═════ DATASET EXCERPTS ═════

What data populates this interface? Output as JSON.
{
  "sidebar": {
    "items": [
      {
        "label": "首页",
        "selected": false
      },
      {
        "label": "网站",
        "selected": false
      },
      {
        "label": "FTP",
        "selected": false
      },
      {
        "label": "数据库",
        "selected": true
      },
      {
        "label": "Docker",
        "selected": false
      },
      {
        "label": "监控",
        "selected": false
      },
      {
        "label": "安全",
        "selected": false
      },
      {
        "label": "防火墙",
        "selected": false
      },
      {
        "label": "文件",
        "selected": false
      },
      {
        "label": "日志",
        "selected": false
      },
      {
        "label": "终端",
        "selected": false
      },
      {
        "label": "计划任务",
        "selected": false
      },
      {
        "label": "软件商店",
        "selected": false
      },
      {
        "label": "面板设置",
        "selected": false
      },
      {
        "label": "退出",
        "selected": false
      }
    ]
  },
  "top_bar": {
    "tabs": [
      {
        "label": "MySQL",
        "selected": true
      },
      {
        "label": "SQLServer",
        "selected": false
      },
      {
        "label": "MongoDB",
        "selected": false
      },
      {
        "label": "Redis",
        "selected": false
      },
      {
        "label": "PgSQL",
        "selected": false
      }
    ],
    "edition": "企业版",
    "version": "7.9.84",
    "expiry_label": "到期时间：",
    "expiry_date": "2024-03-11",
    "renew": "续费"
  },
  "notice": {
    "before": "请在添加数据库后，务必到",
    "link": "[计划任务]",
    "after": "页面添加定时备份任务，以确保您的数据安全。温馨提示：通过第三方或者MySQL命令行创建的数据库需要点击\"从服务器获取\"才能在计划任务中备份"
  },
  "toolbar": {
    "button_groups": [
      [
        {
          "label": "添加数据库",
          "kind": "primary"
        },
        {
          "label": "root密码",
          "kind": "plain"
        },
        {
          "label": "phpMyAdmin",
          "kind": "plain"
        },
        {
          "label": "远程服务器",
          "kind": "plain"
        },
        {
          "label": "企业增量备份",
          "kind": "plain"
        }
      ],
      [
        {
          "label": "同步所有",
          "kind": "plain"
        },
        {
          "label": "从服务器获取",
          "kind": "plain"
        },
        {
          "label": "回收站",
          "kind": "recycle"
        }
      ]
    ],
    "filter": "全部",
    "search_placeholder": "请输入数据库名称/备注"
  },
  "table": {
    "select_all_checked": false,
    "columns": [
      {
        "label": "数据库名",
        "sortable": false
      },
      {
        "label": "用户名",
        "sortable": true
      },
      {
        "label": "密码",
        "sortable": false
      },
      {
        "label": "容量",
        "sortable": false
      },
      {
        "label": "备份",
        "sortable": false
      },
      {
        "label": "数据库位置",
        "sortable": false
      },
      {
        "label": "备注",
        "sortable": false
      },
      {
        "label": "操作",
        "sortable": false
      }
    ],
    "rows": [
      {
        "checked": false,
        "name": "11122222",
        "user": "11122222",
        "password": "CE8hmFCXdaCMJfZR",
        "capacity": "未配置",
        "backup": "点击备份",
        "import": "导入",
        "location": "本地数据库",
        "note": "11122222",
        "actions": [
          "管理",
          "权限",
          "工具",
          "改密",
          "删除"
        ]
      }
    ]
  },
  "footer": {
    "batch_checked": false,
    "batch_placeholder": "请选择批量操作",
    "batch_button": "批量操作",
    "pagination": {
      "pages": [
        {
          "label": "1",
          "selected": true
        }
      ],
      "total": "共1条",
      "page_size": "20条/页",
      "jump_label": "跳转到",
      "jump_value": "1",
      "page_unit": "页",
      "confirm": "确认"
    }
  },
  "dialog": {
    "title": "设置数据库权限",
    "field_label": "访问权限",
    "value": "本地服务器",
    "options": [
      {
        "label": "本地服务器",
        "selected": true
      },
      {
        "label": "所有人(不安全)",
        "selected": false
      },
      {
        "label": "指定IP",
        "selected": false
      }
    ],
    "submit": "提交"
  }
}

═════

**EXERCISE OBJECTIVE**
Retype the records in full. Keep every line identical to the original.

**SOLUTION FOR THIS PROBLEM**
What data populates this interface? Output as JSON.
{
  "sidebar": {
    "items": [
      {
        "label": "首页",
        "selected": false
      },
      {
        "label": "网站",
        "selected": false
      },
      {
        "label": "FTP",
        "selected": false
      },
      {
        "label": "数据库",
        "selected": true
      },
      {
        "label": "Docker",
        "selected": false
      },
      {
        "label": "监控",
        "selected": false
      },
      {
        "label": "安全",
        "selected": false
      },
      {
        "label": "防火墙",
        "selected": false
      },
      {
        "label": "文件",
        "selected": false
      },
      {
        "label": "日志",
        "selected": false
      },
      {
        "label": "终端",
        "selected": false
      },
      {
        "label": "计划任务",
        "selected": false
      },
      {
        "label": "软件商店",
        "selected": false
      },
      {
        "label": "面板设置",
        "selected": false
      },
      {
        "label": "退出",
        "selected": false
      }
    ]
  },
  "top_bar": {
    "tabs": [
      {
        "label": "MySQL",
        "selected": true
      },
      {
        "label": "SQLServer",
        "selected": false
      },
      {
        "label": "MongoDB",
        "selected": false
      },
      {
        "label": "Redis",
        "selected": false
      },
      {
        "label": "PgSQL",
        "selected": false
      }
    ],
    "edition": "企业版",
    "version": "7.9.84",
    "expiry_label": "到期时间：",
    "expiry_date": "2024-03-11",
    "renew": "续费"
  },
  "notice": {
    "before": "请在添加数据库后，务必到",
    "link": "[计划任务]",
    "after": "页面添加定时备份任务，以确保您的数据安全。温馨提示：通过第三方或者MySQL命令行创建的数据库需要点击\"从服务器获取\"才能在计划任务中备份"
  },
  "toolbar": {
    "button_groups": [
      [
        {
          "label": "添加数据库",
          "kind": "primary"
        },
        {
          "label": "root密码",
          "kind": "plain"
        },
        {
          "label": "phpMyAdmin",
          "kind": "plain"
        },
        {
          "label": "远程服务器",
          "kind": "plain"
        },
        {
          "label": "企业增量备份",
          "kind": "plain"
        }
      ],
      [
        {
          "label": "同步所有",
          "kind": "plain"
        },
        {
          "label": "从服务器获取",
          "kind": "plain"
        },
        {
          "label": "回收站",
          "kind": "recycle"
        }
      ]
    ],
    "filter": "全部",
    "search_placeholder": "请输入数据库名称/备注"
  },
  "table": {
    "select_all_checked": false,
    "columns": [
      {
        "label": "数据库名",
        "sortable": false
      },
      {
        "label": "用户名",
        "sortable": true
      },
      {
        "label": "密码",
        "sortable": false
      },
      {
        "label": "容量",
        "sortable": false
      },
      {
        "label": "备份",
        "sortable": false
      },
      {
        "label": "数据库位置",
        "sortable": false
      },
      {
        "label": "备注",
        "sortable": false
      },
      {
        "label": "操作",
        "sortable": false
      }
    ],
    "rows": [
      {
        "checked": false,
        "name": "11122222",
        "user": "11122222",
        "password": "CE8hmFCXdaCMJfZR",
        "capacity": "未配置",
        "backup": "点击备份",
        "import": "导入",
        "location": "本地数据库",
        "note": "11122222",
        "actions": [
          "管理",
          "权限",
          "工具",
          "改密",
          "删除"
        ]
      }
    ]
  },
  "footer": {
    "batch_checked": false,
    "batch_placeholder": "请选择批量操作",
    "batch_button": "批量操作",
    "pagination": {
      "pages": [
        {
          "label": "1",
          "selected": true
        }
      ],
      "total": "共1条",
      "page_size": "20条/页",
      "jump_label": "跳转到",
      "jump_value": "1",
      "page_unit": "页",
      "confirm": "确认"
    }
  },
  "dialog": {
    "title": "设置数据库权限",
    "field_label": "访问权限",
    "value": "本地服务器",
    "options": [
      {
        "label": "本地服务器",
        "selected": true
      },
      {
        "label": "所有人(不安全)",
        "selected": false
      },
      {
        "label": "指定IP",
        "selected": false
      }
    ],
    "submit": "提交"
  }
}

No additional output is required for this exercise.